--- GIVEN DATA ---
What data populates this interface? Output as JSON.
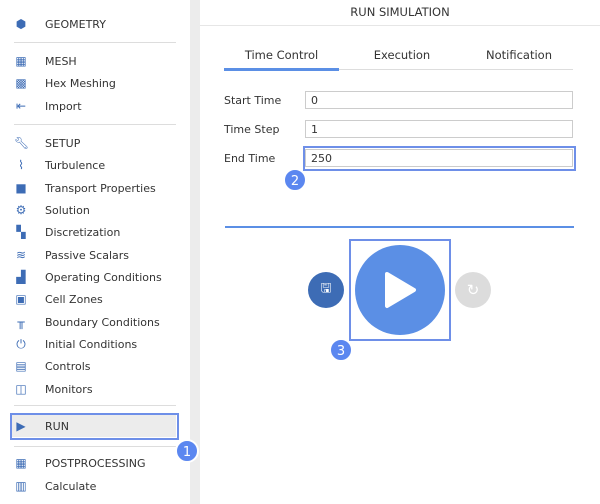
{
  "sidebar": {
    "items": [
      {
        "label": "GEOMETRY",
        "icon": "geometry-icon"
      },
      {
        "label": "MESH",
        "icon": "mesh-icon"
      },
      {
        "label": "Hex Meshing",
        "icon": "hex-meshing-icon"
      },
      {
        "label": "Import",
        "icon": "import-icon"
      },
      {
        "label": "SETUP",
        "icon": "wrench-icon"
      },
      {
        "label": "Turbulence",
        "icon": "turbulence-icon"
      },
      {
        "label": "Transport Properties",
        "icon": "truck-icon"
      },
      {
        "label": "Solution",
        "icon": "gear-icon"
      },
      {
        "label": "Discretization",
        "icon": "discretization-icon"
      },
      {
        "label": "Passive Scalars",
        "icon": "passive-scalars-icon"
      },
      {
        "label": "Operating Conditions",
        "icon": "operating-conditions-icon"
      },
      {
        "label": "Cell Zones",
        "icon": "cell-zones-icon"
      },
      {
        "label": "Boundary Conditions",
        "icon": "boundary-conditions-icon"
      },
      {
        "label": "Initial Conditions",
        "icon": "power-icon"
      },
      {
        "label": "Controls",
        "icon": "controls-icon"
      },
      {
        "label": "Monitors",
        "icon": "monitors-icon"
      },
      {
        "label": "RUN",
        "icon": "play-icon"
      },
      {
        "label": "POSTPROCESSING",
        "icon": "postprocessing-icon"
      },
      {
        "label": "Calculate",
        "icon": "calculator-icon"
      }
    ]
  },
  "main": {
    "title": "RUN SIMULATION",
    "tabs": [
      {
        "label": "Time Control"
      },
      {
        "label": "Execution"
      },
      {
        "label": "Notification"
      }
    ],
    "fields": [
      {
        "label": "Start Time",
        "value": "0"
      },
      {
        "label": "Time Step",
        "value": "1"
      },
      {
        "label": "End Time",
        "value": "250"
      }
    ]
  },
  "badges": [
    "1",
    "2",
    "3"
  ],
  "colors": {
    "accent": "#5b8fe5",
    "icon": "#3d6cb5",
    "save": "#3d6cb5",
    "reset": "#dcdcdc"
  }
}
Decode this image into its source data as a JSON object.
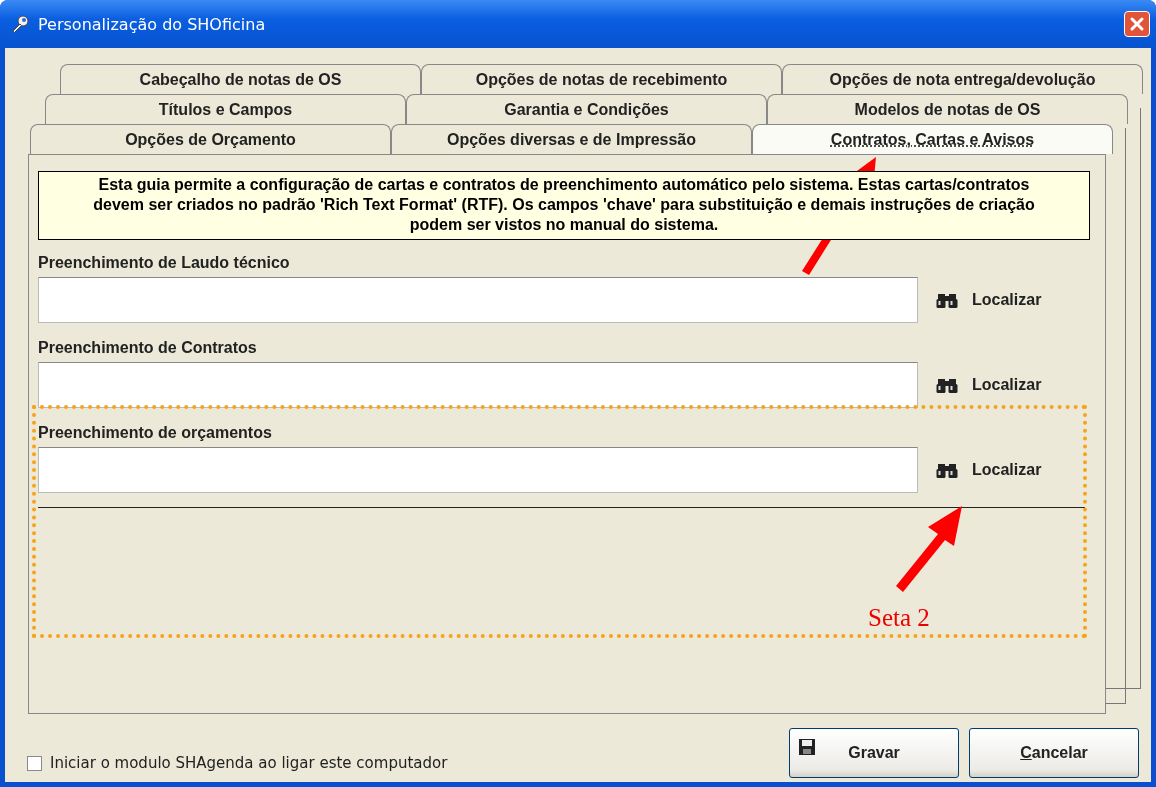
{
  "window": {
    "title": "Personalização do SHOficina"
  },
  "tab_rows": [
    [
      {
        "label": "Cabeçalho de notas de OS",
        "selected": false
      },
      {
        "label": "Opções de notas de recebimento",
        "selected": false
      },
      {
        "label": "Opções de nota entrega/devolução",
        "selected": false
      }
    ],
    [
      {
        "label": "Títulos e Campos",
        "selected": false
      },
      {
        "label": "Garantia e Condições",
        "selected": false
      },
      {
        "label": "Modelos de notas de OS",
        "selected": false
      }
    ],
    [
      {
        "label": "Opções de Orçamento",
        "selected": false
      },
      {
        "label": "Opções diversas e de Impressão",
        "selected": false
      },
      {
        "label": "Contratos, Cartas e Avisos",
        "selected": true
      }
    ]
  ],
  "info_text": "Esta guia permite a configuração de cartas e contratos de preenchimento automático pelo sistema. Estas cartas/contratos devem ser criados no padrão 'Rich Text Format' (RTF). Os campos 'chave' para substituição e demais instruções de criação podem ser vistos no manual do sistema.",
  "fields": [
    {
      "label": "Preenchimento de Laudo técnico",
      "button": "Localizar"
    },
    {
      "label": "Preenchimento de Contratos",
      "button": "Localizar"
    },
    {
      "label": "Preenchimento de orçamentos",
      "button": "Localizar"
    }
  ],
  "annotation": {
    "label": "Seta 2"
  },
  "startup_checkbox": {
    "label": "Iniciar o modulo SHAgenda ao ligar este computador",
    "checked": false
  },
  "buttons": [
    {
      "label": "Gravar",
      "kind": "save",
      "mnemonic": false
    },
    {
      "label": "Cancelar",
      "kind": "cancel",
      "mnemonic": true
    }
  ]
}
---
--- GIVEN DATA ---
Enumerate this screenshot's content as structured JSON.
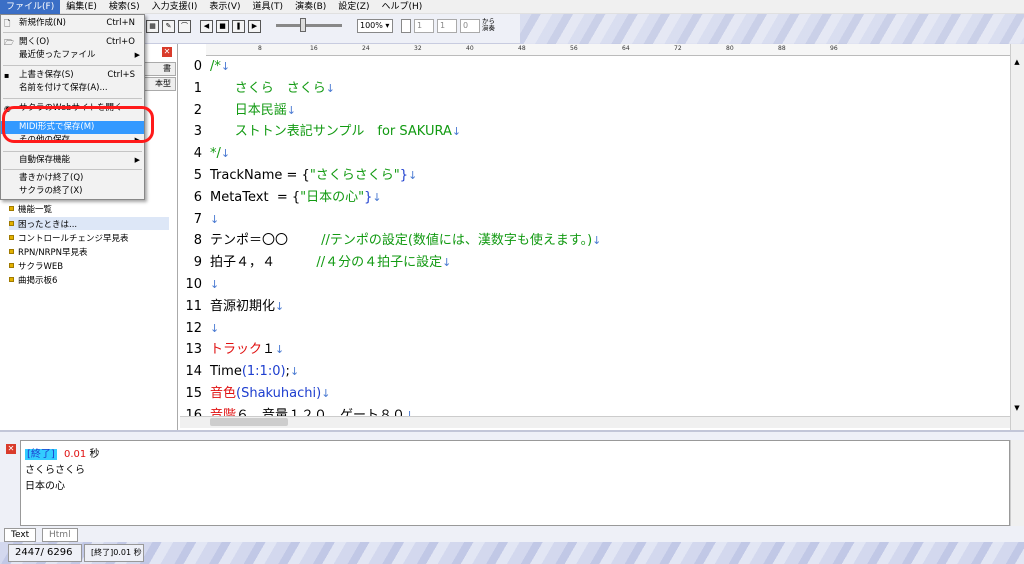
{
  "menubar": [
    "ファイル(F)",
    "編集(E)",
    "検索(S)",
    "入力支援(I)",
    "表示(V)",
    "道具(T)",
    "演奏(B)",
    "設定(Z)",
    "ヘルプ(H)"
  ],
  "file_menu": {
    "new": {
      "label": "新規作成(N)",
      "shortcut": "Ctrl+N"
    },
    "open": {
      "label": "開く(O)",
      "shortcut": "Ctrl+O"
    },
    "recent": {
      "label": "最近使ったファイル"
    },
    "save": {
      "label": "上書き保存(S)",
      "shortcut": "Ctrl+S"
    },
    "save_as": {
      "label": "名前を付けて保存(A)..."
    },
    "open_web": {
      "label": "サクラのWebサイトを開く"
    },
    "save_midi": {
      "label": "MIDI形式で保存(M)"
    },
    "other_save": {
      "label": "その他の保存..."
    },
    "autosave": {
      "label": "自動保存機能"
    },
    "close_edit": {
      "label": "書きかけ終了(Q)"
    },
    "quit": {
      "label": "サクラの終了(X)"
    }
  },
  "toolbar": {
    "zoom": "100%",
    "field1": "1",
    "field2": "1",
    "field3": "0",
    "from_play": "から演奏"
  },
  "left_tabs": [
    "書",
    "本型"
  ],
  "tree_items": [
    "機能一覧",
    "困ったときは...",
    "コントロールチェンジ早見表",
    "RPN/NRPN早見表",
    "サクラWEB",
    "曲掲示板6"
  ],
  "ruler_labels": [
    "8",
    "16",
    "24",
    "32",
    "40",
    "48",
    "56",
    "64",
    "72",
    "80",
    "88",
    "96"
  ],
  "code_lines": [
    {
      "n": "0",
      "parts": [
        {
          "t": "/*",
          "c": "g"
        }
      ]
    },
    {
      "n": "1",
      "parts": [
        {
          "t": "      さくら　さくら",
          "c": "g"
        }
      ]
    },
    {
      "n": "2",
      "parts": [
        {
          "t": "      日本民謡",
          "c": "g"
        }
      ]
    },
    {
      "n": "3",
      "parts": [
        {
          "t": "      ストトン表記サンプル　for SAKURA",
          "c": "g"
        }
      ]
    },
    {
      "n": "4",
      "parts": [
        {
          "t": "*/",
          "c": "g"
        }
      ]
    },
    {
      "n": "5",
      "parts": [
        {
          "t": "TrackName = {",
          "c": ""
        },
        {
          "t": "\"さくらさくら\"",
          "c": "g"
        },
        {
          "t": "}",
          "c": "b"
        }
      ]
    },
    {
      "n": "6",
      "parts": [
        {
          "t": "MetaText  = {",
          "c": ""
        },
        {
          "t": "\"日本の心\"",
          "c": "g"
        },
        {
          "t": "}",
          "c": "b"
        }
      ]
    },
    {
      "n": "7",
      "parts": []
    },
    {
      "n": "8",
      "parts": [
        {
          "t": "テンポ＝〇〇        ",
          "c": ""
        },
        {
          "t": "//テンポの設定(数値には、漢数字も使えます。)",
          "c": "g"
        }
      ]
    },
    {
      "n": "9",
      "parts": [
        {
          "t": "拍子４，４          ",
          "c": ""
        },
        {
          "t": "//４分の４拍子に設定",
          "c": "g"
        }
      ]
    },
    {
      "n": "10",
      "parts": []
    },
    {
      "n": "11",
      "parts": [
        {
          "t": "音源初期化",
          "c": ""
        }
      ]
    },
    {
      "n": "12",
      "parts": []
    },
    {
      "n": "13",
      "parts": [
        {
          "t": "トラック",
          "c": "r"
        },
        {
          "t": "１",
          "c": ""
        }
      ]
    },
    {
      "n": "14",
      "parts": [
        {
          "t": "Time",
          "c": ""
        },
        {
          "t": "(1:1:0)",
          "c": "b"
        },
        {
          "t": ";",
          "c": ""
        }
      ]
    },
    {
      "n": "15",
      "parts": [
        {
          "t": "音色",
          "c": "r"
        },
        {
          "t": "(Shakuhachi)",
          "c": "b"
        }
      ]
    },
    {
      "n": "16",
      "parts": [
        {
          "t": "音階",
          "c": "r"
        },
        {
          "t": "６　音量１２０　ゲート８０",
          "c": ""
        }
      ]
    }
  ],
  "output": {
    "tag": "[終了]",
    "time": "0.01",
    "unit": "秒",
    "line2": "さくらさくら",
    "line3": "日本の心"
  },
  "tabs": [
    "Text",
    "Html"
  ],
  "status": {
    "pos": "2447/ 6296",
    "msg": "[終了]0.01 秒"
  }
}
---
--- GIVEN DATA ---
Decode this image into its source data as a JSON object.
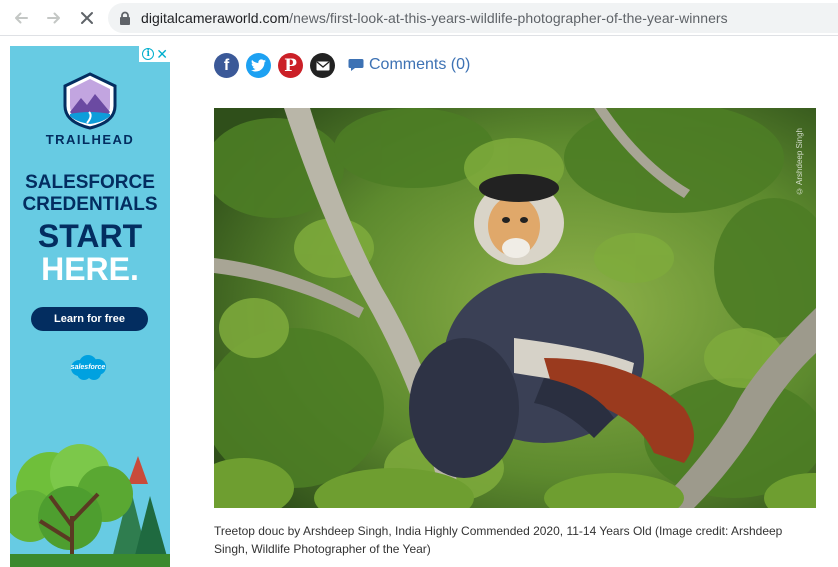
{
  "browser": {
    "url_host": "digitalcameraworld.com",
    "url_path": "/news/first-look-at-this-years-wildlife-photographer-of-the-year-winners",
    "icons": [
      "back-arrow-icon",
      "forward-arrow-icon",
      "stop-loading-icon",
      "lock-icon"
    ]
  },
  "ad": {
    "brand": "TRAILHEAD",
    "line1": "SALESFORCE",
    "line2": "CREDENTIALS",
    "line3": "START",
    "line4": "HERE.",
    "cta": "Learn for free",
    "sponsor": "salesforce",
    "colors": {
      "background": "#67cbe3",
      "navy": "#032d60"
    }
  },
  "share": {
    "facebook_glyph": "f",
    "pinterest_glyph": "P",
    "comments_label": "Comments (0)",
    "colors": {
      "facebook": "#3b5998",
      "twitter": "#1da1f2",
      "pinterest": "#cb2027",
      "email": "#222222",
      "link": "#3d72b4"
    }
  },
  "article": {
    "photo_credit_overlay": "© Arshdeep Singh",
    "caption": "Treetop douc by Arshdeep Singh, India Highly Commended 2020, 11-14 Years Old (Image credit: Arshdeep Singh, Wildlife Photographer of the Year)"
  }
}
---
* **REQUIREMENTS**
Count how many lines include the string "JSON". Nothing but the number is needed.

* **EXPECTED OUTPUT**
4